YOUR INSTRUCTIONS:
Copy each line below that includes "Hipertensión".

Data listing
· · · · ·

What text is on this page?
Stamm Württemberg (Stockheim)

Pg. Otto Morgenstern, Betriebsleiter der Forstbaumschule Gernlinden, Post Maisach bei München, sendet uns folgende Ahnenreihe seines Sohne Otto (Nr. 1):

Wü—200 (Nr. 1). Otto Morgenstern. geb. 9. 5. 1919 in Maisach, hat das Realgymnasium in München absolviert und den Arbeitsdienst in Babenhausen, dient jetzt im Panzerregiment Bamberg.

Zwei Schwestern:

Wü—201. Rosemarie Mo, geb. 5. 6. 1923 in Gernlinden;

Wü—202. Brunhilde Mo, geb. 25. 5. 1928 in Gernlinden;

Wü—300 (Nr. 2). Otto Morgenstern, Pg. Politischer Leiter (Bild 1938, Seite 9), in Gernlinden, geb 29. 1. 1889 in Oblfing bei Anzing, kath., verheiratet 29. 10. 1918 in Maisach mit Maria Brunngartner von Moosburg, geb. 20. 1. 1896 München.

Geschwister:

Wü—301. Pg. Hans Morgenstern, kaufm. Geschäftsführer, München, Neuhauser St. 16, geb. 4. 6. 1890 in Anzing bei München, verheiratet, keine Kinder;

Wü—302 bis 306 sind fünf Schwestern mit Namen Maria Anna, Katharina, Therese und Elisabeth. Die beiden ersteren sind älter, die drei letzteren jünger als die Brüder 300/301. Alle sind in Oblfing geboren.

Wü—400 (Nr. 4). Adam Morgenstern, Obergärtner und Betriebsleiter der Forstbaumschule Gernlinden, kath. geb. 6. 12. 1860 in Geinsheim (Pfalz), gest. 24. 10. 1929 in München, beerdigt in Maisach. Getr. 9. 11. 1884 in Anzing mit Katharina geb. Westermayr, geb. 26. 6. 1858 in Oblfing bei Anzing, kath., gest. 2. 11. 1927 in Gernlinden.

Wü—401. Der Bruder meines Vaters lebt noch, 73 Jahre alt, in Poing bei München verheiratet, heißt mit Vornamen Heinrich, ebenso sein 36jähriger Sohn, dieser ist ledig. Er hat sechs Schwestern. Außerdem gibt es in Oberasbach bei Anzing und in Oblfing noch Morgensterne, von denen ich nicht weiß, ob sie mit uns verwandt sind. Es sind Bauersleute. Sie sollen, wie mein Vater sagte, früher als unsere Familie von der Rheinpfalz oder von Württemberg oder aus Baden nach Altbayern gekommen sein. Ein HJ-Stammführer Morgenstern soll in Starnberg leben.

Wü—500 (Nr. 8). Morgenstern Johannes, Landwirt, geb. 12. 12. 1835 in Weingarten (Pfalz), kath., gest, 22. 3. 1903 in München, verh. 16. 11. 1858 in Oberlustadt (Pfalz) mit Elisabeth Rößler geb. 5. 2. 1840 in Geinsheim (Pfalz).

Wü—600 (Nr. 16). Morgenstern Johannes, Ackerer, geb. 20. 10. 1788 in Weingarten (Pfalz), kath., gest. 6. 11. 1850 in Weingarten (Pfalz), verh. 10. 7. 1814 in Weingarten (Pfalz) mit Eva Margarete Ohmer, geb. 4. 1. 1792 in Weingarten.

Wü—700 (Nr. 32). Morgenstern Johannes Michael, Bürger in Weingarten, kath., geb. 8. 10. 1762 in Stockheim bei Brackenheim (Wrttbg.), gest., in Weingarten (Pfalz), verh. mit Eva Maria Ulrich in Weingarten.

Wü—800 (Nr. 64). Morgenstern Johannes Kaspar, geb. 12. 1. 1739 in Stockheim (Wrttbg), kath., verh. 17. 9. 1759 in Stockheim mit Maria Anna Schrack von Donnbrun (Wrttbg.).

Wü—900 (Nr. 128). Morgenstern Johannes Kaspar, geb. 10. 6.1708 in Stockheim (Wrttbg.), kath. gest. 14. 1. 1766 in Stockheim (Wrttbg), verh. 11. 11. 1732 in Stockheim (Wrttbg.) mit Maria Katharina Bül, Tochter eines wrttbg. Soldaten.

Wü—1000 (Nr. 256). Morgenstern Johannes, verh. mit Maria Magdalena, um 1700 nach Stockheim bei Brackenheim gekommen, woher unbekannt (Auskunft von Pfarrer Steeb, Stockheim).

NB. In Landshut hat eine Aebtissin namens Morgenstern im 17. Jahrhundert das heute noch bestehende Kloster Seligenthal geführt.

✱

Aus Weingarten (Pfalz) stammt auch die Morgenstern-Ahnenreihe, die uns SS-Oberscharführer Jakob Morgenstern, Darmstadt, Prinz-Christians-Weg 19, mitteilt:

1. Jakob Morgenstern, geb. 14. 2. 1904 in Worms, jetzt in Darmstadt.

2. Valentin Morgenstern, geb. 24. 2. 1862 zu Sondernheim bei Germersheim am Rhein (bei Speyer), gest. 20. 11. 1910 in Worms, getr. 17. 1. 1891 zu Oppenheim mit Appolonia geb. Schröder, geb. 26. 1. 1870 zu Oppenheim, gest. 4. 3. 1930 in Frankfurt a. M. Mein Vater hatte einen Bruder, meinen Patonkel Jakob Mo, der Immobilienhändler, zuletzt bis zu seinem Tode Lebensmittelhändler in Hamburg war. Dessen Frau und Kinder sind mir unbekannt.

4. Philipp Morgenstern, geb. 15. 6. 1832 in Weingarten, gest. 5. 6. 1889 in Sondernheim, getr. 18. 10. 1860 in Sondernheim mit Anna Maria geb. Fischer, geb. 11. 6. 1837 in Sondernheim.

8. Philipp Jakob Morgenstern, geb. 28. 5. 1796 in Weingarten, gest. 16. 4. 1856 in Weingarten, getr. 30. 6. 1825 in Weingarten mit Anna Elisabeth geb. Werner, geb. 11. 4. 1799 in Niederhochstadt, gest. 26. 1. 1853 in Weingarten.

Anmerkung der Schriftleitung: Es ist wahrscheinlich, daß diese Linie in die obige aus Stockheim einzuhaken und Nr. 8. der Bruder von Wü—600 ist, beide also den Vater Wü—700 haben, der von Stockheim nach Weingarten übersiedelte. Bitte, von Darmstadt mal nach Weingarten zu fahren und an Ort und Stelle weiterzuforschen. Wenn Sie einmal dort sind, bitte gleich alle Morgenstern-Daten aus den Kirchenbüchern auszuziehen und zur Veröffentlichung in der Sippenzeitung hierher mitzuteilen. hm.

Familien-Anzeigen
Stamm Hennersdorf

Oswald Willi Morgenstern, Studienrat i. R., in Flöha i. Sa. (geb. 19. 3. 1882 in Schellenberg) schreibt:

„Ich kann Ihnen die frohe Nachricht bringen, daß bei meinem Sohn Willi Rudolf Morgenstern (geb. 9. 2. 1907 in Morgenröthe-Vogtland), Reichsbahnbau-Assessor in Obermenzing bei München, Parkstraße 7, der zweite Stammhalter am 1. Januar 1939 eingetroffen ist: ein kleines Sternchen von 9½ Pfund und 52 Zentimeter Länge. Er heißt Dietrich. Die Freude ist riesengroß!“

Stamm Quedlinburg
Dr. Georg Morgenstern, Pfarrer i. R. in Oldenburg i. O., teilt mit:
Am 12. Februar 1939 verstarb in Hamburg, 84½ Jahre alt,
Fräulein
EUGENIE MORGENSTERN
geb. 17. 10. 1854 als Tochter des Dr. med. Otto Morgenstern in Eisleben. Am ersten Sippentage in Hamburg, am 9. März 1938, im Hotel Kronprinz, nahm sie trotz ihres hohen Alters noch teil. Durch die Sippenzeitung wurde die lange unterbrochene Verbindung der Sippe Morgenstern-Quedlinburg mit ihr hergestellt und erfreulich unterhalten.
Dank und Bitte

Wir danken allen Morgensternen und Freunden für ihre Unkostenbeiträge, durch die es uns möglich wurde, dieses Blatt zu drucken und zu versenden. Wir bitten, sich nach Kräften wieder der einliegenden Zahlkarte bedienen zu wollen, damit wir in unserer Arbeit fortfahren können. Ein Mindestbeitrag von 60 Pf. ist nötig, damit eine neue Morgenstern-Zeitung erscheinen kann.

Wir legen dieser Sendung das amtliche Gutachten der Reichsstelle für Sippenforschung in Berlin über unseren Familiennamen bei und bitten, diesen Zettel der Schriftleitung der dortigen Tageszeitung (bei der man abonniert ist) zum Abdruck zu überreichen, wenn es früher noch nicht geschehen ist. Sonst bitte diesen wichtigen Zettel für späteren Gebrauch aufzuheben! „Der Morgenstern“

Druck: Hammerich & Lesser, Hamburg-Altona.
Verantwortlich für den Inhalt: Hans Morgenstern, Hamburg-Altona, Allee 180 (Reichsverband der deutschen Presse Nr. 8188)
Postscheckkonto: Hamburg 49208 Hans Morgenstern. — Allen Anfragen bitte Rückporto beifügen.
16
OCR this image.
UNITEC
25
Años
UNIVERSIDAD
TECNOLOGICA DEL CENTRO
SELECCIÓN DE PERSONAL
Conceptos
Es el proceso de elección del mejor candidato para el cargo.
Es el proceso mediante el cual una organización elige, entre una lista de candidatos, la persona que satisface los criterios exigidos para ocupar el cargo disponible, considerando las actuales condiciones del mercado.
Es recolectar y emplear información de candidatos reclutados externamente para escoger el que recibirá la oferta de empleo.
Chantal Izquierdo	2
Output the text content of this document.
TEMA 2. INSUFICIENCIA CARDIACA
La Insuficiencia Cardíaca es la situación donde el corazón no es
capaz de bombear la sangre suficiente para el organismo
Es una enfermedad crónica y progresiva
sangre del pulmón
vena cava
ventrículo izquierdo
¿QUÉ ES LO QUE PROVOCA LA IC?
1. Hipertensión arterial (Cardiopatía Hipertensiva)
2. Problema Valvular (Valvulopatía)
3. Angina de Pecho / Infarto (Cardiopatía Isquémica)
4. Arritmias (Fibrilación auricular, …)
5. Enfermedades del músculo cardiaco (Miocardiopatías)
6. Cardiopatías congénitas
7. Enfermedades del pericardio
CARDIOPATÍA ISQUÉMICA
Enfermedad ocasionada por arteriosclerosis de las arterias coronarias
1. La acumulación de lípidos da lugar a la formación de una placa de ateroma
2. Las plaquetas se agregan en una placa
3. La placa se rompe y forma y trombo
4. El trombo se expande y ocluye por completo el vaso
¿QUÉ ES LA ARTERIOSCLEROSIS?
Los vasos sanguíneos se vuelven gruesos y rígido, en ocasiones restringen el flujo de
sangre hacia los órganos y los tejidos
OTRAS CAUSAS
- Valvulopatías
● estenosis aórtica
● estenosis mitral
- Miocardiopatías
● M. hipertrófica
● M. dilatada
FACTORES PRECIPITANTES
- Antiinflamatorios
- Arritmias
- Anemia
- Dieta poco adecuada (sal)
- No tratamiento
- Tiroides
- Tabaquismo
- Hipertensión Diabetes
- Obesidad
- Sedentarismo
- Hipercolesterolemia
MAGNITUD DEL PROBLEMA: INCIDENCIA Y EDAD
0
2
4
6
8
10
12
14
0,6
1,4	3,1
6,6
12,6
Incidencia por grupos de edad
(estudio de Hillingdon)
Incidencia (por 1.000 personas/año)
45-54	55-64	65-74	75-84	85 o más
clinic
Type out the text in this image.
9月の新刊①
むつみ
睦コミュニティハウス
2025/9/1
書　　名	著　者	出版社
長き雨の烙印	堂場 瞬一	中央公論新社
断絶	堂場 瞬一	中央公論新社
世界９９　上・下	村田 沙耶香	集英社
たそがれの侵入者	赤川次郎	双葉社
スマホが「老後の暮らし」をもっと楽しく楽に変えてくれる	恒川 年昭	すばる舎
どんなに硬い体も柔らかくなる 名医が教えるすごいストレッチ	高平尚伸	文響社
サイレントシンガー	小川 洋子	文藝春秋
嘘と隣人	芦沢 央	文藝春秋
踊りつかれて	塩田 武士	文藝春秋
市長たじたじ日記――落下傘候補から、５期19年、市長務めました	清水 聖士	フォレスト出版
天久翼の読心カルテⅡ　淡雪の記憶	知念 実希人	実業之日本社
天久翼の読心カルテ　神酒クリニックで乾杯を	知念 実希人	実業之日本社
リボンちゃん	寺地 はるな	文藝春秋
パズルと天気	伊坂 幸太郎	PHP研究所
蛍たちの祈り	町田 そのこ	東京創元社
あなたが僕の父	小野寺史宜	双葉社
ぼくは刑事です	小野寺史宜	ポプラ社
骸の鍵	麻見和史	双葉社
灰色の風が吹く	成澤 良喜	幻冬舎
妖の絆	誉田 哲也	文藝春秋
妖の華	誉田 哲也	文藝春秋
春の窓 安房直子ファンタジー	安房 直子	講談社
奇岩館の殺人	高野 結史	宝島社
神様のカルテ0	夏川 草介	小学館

· · · · ·

WRITTEN SOLUTION:
1. Hipertensión arterial (Cardiopatía Hipertensiva)
- Hipertensión Diabetes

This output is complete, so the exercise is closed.